Data to use.
- - - - -

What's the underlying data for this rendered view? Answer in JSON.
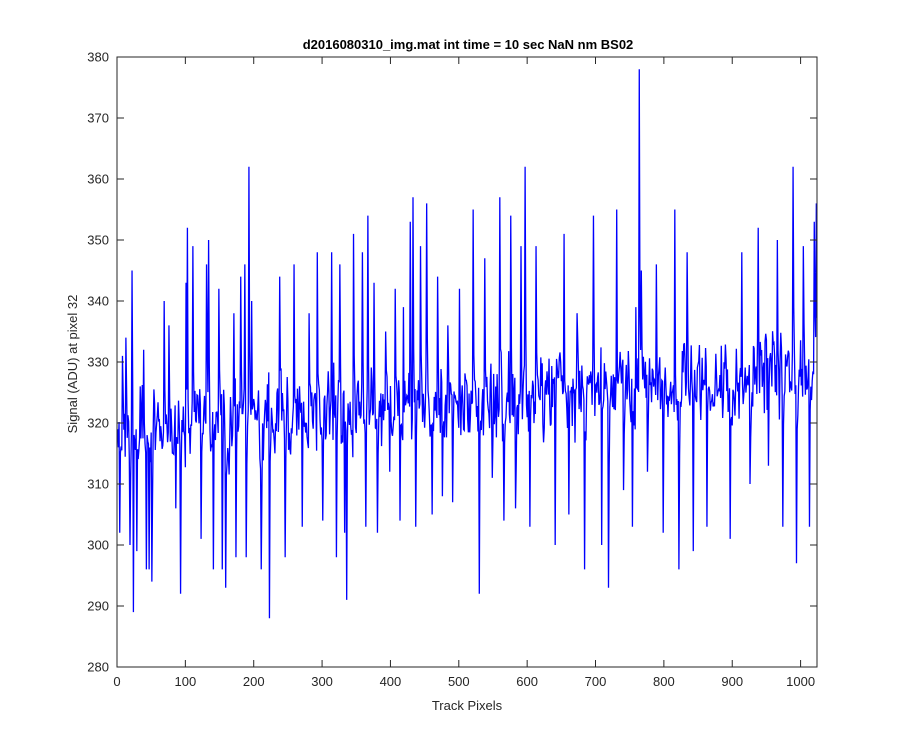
{
  "chart_data": {
    "type": "line",
    "title": "d2016080310_img.mat int time = 10 sec  NaN nm BS02",
    "xlabel": "Track Pixels",
    "ylabel": "Signal (ADU) at pixel 32",
    "xlim": [
      0,
      1024
    ],
    "ylim": [
      280,
      380
    ],
    "xticks": [
      0,
      100,
      200,
      300,
      400,
      500,
      600,
      700,
      800,
      900,
      1000
    ],
    "yticks": [
      280,
      290,
      300,
      310,
      320,
      330,
      340,
      350,
      360,
      370,
      380
    ],
    "grid": false,
    "box": true,
    "series": [
      {
        "color": "#0000ff",
        "description": "Noisy signal: ~320 at low pixels rising to ~328 at high pixels; spikes shown as explicit points",
        "baseline_start": 319,
        "baseline_end": 328,
        "noise_amplitude": 9,
        "points": [
          [
            1,
            316
          ],
          [
            3,
            302
          ],
          [
            7,
            331
          ],
          [
            12,
            334
          ],
          [
            18,
            300
          ],
          [
            21,
            345
          ],
          [
            23,
            289
          ],
          [
            28,
            299
          ],
          [
            33,
            326
          ],
          [
            38,
            332
          ],
          [
            42,
            296
          ],
          [
            46,
            296
          ],
          [
            50,
            294
          ],
          [
            68,
            340
          ],
          [
            75,
            336
          ],
          [
            85,
            306
          ],
          [
            92,
            292
          ],
          [
            100,
            343
          ],
          [
            102,
            352
          ],
          [
            110,
            349
          ],
          [
            122,
            301
          ],
          [
            130,
            346
          ],
          [
            133,
            350
          ],
          [
            140,
            296
          ],
          [
            148,
            342
          ],
          [
            153,
            296
          ],
          [
            158,
            293
          ],
          [
            170,
            338
          ],
          [
            173,
            298
          ],
          [
            180,
            344
          ],
          [
            186,
            346
          ],
          [
            188,
            298
          ],
          [
            192,
            362
          ],
          [
            196,
            340
          ],
          [
            210,
            296
          ],
          [
            222,
            288
          ],
          [
            237,
            344
          ],
          [
            245,
            298
          ],
          [
            258,
            346
          ],
          [
            270,
            303
          ],
          [
            280,
            338
          ],
          [
            292,
            348
          ],
          [
            300,
            304
          ],
          [
            313,
            348
          ],
          [
            320,
            298
          ],
          [
            325,
            346
          ],
          [
            332,
            302
          ],
          [
            335,
            291
          ],
          [
            345,
            351
          ],
          [
            358,
            348
          ],
          [
            363,
            303
          ],
          [
            366,
            354
          ],
          [
            375,
            343
          ],
          [
            380,
            302
          ],
          [
            392,
            335
          ],
          [
            398,
            312
          ],
          [
            406,
            342
          ],
          [
            413,
            304
          ],
          [
            418,
            339
          ],
          [
            428,
            353
          ],
          [
            432,
            357
          ],
          [
            436,
            303
          ],
          [
            443,
            349
          ],
          [
            452,
            356
          ],
          [
            460,
            305
          ],
          [
            468,
            344
          ],
          [
            475,
            308
          ],
          [
            483,
            336
          ],
          [
            490,
            307
          ],
          [
            500,
            342
          ],
          [
            510,
            327
          ],
          [
            520,
            355
          ],
          [
            525,
            321
          ],
          [
            529,
            292
          ],
          [
            537,
            347
          ],
          [
            548,
            311
          ],
          [
            559,
            357
          ],
          [
            565,
            304
          ],
          [
            575,
            354
          ],
          [
            582,
            306
          ],
          [
            590,
            349
          ],
          [
            596,
            362
          ],
          [
            603,
            303
          ],
          [
            612,
            349
          ],
          [
            626,
            327
          ],
          [
            640,
            300
          ],
          [
            648,
            330
          ],
          [
            653,
            351
          ],
          [
            660,
            305
          ],
          [
            672,
            338
          ],
          [
            683,
            296
          ],
          [
            696,
            354
          ],
          [
            708,
            300
          ],
          [
            718,
            293
          ],
          [
            730,
            355
          ],
          [
            740,
            309
          ],
          [
            753,
            303
          ],
          [
            758,
            339
          ],
          [
            763,
            378
          ],
          [
            766,
            345
          ],
          [
            775,
            312
          ],
          [
            788,
            346
          ],
          [
            798,
            302
          ],
          [
            815,
            355
          ],
          [
            821,
            296
          ],
          [
            833,
            348
          ],
          [
            842,
            299
          ],
          [
            862,
            303
          ],
          [
            878,
            325
          ],
          [
            896,
            301
          ],
          [
            913,
            348
          ],
          [
            925,
            310
          ],
          [
            937,
            352
          ],
          [
            952,
            313
          ],
          [
            965,
            350
          ],
          [
            973,
            303
          ],
          [
            988,
            362
          ],
          [
            993,
            297
          ],
          [
            1003,
            349
          ],
          [
            1012,
            303
          ],
          [
            1019,
            353
          ],
          [
            1022,
            356
          ]
        ]
      }
    ]
  }
}
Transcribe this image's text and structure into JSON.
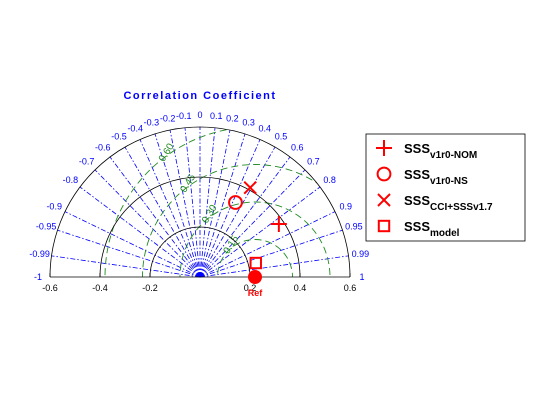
{
  "chart_data": {
    "type": "scatter",
    "subtype": "taylor-diagram",
    "title": "Correlation Coefficient",
    "xlabel": "",
    "ylabel": "",
    "std_axis": {
      "range": [
        -0.6,
        0.6
      ],
      "ticks": [
        "-0.6",
        "-0.4",
        "-0.2",
        "0.2",
        "0.4",
        "0.6"
      ],
      "arcs": [
        0.2,
        0.4,
        0.6
      ]
    },
    "correlation_ticks": [
      {
        "value": -1,
        "label": "-1"
      },
      {
        "value": -0.99,
        "label": "-0.99"
      },
      {
        "value": -0.95,
        "label": "-0.95"
      },
      {
        "value": -0.9,
        "label": "-0.9"
      },
      {
        "value": -0.8,
        "label": "-0.8"
      },
      {
        "value": -0.7,
        "label": "-0.7"
      },
      {
        "value": -0.6,
        "label": "-0.6"
      },
      {
        "value": -0.5,
        "label": "-0.5"
      },
      {
        "value": -0.4,
        "label": "-0.4"
      },
      {
        "value": -0.3,
        "label": "-0.3"
      },
      {
        "value": -0.2,
        "label": "-0.2"
      },
      {
        "value": -0.1,
        "label": "-0.1"
      },
      {
        "value": 0,
        "label": "0"
      },
      {
        "value": 0.1,
        "label": "0.1"
      },
      {
        "value": 0.2,
        "label": "0.2"
      },
      {
        "value": 0.3,
        "label": "0.3"
      },
      {
        "value": 0.4,
        "label": "0.4"
      },
      {
        "value": 0.5,
        "label": "0.5"
      },
      {
        "value": 0.6,
        "label": "0.6"
      },
      {
        "value": 0.7,
        "label": "0.7"
      },
      {
        "value": 0.8,
        "label": "0.8"
      },
      {
        "value": 0.9,
        "label": "0.9"
      },
      {
        "value": 0.95,
        "label": "0.95"
      },
      {
        "value": 0.99,
        "label": "0.99"
      },
      {
        "value": 1,
        "label": "1"
      }
    ],
    "rms_contours": [
      {
        "value": 0.15,
        "label": "0.15"
      },
      {
        "value": 0.3,
        "label": "0.30"
      },
      {
        "value": 0.45,
        "label": "0.45"
      },
      {
        "value": 0.6,
        "label": "0.60"
      }
    ],
    "reference": {
      "label": "Ref",
      "std": 0.22,
      "corr": 1.0
    },
    "series": [
      {
        "name": "SSS",
        "sub": "v1r0-NOM",
        "marker": "plus",
        "std": 0.38,
        "corr": 0.83
      },
      {
        "name": "SSS",
        "sub": "v1r0-NS",
        "marker": "circle",
        "std": 0.33,
        "corr": 0.43
      },
      {
        "name": "SSS",
        "sub": "CCI+SSSv1.7",
        "marker": "x",
        "std": 0.41,
        "corr": 0.49
      },
      {
        "name": "SSS",
        "sub": "model",
        "marker": "square",
        "std": 0.23,
        "corr": 0.97
      }
    ],
    "colors": {
      "markers": "#ff0000",
      "correlation": "#0000ff",
      "rms": "#228b22",
      "axes": "#000000"
    },
    "legend_position": "right"
  }
}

- - - - -

Direction.
Working from the lines above, reproduce the material exactly and exclude its pictures.

Problem solution.
What's the underlying data for this rendered view? Answer in JSON.
{
  "chart_data": {
    "type": "line",
    "title": "d2016080310_img.mat int time = 10 sec  NaN nm BS02",
    "xlabel": "Track Pixels",
    "ylabel": "Signal (ADU) at pixel 32",
    "xlim": [
      0,
      1024
    ],
    "ylim": [
      280,
      380
    ],
    "xticks": [
      0,
      100,
      200,
      300,
      400,
      500,
      600,
      700,
      800,
      900,
      1000
    ],
    "yticks": [
      280,
      290,
      300,
      310,
      320,
      330,
      340,
      350,
      360,
      370,
      380
    ],
    "grid": false,
    "box": true,
    "series": [
      {
        "color": "#0000ff",
        "description": "Noisy signal: ~320 at low pixels rising to ~328 at high pixels; spikes shown as explicit points",
        "baseline_start": 319,
        "baseline_end": 328,
        "noise_amplitude": 9,
        "points": [
          [
            1,
            316
          ],
          [
            3,
            302
          ],
          [
            7,
            331
          ],
          [
            12,
            334
          ],
          [
            18,
            300
          ],
          [
            21,
            345
          ],
          [
            23,
            289
          ],
          [
            28,
            299
          ],
          [
            33,
            326
          ],
          [
            38,
            332
          ],
          [
            42,
            296
          ],
          [
            46,
            296
          ],
          [
            50,
            294
          ],
          [
            68,
            340
          ],
          [
            75,
            336
          ],
          [
            85,
            306
          ],
          [
            92,
            292
          ],
          [
            100,
            343
          ],
          [
            102,
            352
          ],
          [
            110,
            349
          ],
          [
            122,
            301
          ],
          [
            130,
            346
          ],
          [
            133,
            350
          ],
          [
            140,
            296
          ],
          [
            148,
            342
          ],
          [
            153,
            296
          ],
          [
            158,
            293
          ],
          [
            170,
            338
          ],
          [
            173,
            298
          ],
          [
            180,
            344
          ],
          [
            186,
            346
          ],
          [
            188,
            298
          ],
          [
            192,
            362
          ],
          [
            196,
            340
          ],
          [
            210,
            296
          ],
          [
            222,
            288
          ],
          [
            237,
            344
          ],
          [
            245,
            298
          ],
          [
            258,
            346
          ],
          [
            270,
            303
          ],
          [
            280,
            338
          ],
          [
            292,
            348
          ],
          [
            300,
            304
          ],
          [
            313,
            348
          ],
          [
            320,
            298
          ],
          [
            325,
            346
          ],
          [
            332,
            302
          ],
          [
            335,
            291
          ],
          [
            345,
            351
          ],
          [
            358,
            348
          ],
          [
            363,
            303
          ],
          [
            366,
            354
          ],
          [
            375,
            343
          ],
          [
            380,
            302
          ],
          [
            392,
            335
          ],
          [
            398,
            312
          ],
          [
            406,
            342
          ],
          [
            413,
            304
          ],
          [
            418,
            339
          ],
          [
            428,
            353
          ],
          [
            432,
            357
          ],
          [
            436,
            303
          ],
          [
            443,
            349
          ],
          [
            452,
            356
          ],
          [
            460,
            305
          ],
          [
            468,
            344
          ],
          [
            475,
            308
          ],
          [
            483,
            336
          ],
          [
            490,
            307
          ],
          [
            500,
            342
          ],
          [
            510,
            327
          ],
          [
            520,
            355
          ],
          [
            525,
            321
          ],
          [
            529,
            292
          ],
          [
            537,
            347
          ],
          [
            548,
            311
          ],
          [
            559,
            357
          ],
          [
            565,
            304
          ],
          [
            575,
            354
          ],
          [
            582,
            306
          ],
          [
            590,
            349
          ],
          [
            596,
            362
          ],
          [
            603,
            303
          ],
          [
            612,
            349
          ],
          [
            626,
            327
          ],
          [
            640,
            300
          ],
          [
            648,
            330
          ],
          [
            653,
            351
          ],
          [
            660,
            305
          ],
          [
            672,
            338
          ],
          [
            683,
            296
          ],
          [
            696,
            354
          ],
          [
            708,
            300
          ],
          [
            718,
            293
          ],
          [
            730,
            355
          ],
          [
            740,
            309
          ],
          [
            753,
            303
          ],
          [
            758,
            339
          ],
          [
            763,
            378
          ],
          [
            766,
            345
          ],
          [
            775,
            312
          ],
          [
            788,
            346
          ],
          [
            798,
            302
          ],
          [
            815,
            355
          ],
          [
            821,
            296
          ],
          [
            833,
            348
          ],
          [
            842,
            299
          ],
          [
            862,
            303
          ],
          [
            878,
            325
          ],
          [
            896,
            301
          ],
          [
            913,
            348
          ],
          [
            925,
            310
          ],
          [
            937,
            352
          ],
          [
            952,
            313
          ],
          [
            965,
            350
          ],
          [
            973,
            303
          ],
          [
            988,
            362
          ],
          [
            993,
            297
          ],
          [
            1003,
            349
          ],
          [
            1012,
            303
          ],
          [
            1019,
            353
          ],
          [
            1022,
            356
          ]
        ]
      }
    ]
  }
}
Transcribe this image's text and structure into JSON.
{
  "chart_data": {
    "type": "scatter",
    "subtype": "taylor-diagram",
    "title": "Correlation Coefficient",
    "xlabel": "",
    "ylabel": "",
    "std_axis": {
      "range": [
        -0.6,
        0.6
      ],
      "ticks": [
        "-0.6",
        "-0.4",
        "-0.2",
        "0.2",
        "0.4",
        "0.6"
      ],
      "arcs": [
        0.2,
        0.4,
        0.6
      ]
    },
    "correlation_ticks": [
      {
        "value": -1,
        "label": "-1"
      },
      {
        "value": -0.99,
        "label": "-0.99"
      },
      {
        "value": -0.95,
        "label": "-0.95"
      },
      {
        "value": -0.9,
        "label": "-0.9"
      },
      {
        "value": -0.8,
        "label": "-0.8"
      },
      {
        "value": -0.7,
        "label": "-0.7"
      },
      {
        "value": -0.6,
        "label": "-0.6"
      },
      {
        "value": -0.5,
        "label": "-0.5"
      },
      {
        "value": -0.4,
        "label": "-0.4"
      },
      {
        "value": -0.3,
        "label": "-0.3"
      },
      {
        "value": -0.2,
        "label": "-0.2"
      },
      {
        "value": -0.1,
        "label": "-0.1"
      },
      {
        "value": 0,
        "label": "0"
      },
      {
        "value": 0.1,
        "label": "0.1"
      },
      {
        "value": 0.2,
        "label": "0.2"
      },
      {
        "value": 0.3,
        "label": "0.3"
      },
      {
        "value": 0.4,
        "label": "0.4"
      },
      {
        "value": 0.5,
        "label": "0.5"
      },
      {
        "value": 0.6,
        "label": "0.6"
      },
      {
        "value": 0.7,
        "label": "0.7"
      },
      {
        "value": 0.8,
        "label": "0.8"
      },
      {
        "value": 0.9,
        "label": "0.9"
      },
      {
        "value": 0.95,
        "label": "0.95"
      },
      {
        "value": 0.99,
        "label": "0.99"
      },
      {
        "value": 1,
        "label": "1"
      }
    ],
    "rms_contours": [
      {
        "value": 0.15,
        "label": "0.15"
      },
      {
        "value": 0.3,
        "label": "0.30"
      },
      {
        "value": 0.45,
        "label": "0.45"
      },
      {
        "value": 0.6,
        "label": "0.60"
      }
    ],
    "reference": {
      "label": "Ref",
      "std": 0.22,
      "corr": 1.0
    },
    "series": [
      {
        "name": "SSS",
        "sub": "v1r0-NOM",
        "marker": "plus",
        "std": 0.38,
        "corr": 0.83
      },
      {
        "name": "SSS",
        "sub": "v1r0-NS",
        "marker": "circle",
        "std": 0.33,
        "corr": 0.43
      },
      {
        "name": "SSS",
        "sub": "CCI+SSSv1.7",
        "marker": "x",
        "std": 0.41,
        "corr": 0.49
      },
      {
        "name": "SSS",
        "sub": "model",
        "marker": "square",
        "std": 0.23,
        "corr": 0.97
      }
    ],
    "colors": {
      "markers": "#ff0000",
      "correlation": "#0000ff",
      "rms": "#228b22",
      "axes": "#000000"
    },
    "legend_position": "right"
  }
}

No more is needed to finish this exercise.